WHAT IS NEEDED:
Write the next part of the introduction on solar photovoltaic systems below, beginning after its final sentence.

PASSAGE GIVEN:
______________________________

1. Introduction
The widespread adoption of solar photovoltaic (PV) systems is increasingly being recognized as a transformative solution to address global energy crises while simultaneously mitigating greenhouse gas emissions [
1]. As of 2023, the cumulative global installed capacity of solar PV systems exceeded 1400 GW, reflecting a tenfold increase from just over 100 GW in 2012 [
2]. This remarkable growth has been driven by advancements in technology, which have reduced solar module prices by approximately 85% since 2010, coupled with supportive policy frameworks such as feed-in tariffs and renewable energy subsidies [
3]. In comparison to other renewable energy sources such as wind or hydropower, solar PV systems offer distinct advantages, including scalability, versatility in installation on urban rooftops or rural landscapes, and the absence of location-specific constraints like consistent wind speeds or water availability. These unique attributes make solar PV systems particularly well suited for decentralized energy generation, empowering regions with limited access to traditional grid infrastructure [
4].

______________________________

EXTRACTED DATA:
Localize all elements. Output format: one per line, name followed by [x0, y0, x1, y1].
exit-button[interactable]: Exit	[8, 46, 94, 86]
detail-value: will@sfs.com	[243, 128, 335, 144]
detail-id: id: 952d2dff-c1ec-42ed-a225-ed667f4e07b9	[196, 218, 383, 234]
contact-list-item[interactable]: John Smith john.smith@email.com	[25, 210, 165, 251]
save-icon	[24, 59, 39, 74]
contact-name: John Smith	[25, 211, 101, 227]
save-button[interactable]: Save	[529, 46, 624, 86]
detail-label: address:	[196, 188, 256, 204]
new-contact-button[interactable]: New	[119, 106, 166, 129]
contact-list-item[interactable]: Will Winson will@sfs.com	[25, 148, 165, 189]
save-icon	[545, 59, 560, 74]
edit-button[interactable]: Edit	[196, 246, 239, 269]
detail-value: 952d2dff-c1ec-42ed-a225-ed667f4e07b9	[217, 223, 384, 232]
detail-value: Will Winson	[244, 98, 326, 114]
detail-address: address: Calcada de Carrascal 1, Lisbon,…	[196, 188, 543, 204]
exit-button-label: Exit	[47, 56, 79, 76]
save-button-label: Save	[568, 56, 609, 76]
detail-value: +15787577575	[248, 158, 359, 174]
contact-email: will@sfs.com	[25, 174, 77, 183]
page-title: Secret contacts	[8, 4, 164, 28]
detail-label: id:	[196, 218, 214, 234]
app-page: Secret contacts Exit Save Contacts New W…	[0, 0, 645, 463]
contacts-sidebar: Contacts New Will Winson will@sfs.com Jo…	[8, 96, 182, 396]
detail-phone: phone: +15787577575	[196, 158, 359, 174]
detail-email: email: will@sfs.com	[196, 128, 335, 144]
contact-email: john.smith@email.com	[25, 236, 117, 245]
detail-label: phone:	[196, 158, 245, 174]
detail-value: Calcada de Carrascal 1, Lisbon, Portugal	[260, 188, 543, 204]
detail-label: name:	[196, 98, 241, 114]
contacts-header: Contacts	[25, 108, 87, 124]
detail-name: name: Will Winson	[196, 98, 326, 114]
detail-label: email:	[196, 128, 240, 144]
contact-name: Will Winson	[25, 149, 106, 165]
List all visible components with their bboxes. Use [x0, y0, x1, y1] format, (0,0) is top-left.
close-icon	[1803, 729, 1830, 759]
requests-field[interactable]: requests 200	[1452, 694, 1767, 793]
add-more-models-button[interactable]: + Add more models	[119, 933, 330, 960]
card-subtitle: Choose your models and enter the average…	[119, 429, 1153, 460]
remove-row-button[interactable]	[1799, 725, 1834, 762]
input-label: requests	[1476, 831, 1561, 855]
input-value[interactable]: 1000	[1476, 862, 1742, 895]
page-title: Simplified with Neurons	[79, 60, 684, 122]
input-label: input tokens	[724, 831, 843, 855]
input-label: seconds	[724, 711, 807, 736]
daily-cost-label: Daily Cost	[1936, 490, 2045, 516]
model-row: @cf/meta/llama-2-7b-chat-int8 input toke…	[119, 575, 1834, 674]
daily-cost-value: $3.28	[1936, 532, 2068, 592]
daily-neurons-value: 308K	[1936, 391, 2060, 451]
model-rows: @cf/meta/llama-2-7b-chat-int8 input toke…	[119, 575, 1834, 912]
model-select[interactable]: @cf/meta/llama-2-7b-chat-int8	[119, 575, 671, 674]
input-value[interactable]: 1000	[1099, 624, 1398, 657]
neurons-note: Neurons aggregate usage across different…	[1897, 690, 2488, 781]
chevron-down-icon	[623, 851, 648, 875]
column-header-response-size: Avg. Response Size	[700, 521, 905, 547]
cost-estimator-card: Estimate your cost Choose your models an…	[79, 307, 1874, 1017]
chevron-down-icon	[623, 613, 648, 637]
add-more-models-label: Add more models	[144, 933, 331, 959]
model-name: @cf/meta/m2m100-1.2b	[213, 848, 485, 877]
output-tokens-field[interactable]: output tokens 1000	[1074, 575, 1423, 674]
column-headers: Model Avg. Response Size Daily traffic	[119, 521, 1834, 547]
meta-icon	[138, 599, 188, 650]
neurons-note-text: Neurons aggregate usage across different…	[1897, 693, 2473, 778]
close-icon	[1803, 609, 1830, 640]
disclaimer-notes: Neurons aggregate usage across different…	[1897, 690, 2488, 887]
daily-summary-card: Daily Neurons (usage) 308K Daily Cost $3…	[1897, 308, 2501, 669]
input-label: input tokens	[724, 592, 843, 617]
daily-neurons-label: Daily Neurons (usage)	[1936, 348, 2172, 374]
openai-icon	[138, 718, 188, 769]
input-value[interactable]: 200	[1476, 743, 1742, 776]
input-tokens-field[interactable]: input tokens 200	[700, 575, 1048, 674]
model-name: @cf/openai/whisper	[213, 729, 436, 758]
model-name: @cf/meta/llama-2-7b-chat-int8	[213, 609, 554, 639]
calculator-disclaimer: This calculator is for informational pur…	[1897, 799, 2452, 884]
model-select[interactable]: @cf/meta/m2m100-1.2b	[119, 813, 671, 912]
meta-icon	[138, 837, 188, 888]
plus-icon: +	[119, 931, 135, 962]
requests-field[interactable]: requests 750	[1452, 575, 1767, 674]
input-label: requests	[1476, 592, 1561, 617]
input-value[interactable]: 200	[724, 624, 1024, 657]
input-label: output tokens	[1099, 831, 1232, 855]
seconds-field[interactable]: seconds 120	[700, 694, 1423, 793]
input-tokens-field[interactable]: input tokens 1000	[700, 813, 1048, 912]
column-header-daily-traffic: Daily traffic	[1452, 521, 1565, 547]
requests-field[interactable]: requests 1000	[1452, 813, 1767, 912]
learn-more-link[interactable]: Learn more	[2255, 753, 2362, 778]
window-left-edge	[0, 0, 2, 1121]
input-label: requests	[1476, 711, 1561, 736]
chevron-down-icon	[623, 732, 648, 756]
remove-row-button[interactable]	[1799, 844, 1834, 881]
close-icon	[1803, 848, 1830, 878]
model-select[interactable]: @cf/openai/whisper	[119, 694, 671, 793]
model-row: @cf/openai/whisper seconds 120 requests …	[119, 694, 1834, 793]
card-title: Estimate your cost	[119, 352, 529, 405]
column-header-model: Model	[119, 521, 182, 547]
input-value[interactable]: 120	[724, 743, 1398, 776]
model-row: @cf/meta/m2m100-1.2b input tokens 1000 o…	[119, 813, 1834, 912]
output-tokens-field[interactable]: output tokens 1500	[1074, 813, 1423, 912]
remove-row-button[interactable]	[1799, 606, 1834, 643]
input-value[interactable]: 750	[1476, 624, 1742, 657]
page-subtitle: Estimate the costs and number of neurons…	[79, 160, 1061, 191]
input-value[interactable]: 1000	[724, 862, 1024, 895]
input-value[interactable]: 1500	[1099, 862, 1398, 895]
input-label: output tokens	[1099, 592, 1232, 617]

______________________________

TASK OUTPUT:
In line with this global trend, the development of solar PV systems and their associated legal frameworks is expanding beyond highly developed countries to include developing nations [
5]. Mongolia, for example, has made significant progress in this area, with several solar power plants of megawatt capacities commissioned over the past decade [
6]. Additionally, a large number of small-scale solar PV systems have been successfully connected to the power distribution grid, as reported by the Ulaanbaatar Electricity Distribution Network (UBEDN) state-owned company. To support this growth, Mongolia approved regulations for the interconnection of consumer renewable energy systems to the grid in August 2020, with an updated version released in 2024 [
7]. Furthermore, extensive research efforts are being conducted by academic institutions in Mongolia to further advance solar PV systems and their operation [
8,
9,
10,
11]. As a result of these developments, the number of households, organizations, and enterprises interested in installing solar photovoltaic systems continues to rise steadily.
The integration of solar PV systems into existing power grids, in addition to addressing energy crises and reducing greenhouse gas emissions, has been a focal point of extensive research. A number of studies have explored the impact of solar PV integration on power distribution grids [
12,
13,
14,
15,
16].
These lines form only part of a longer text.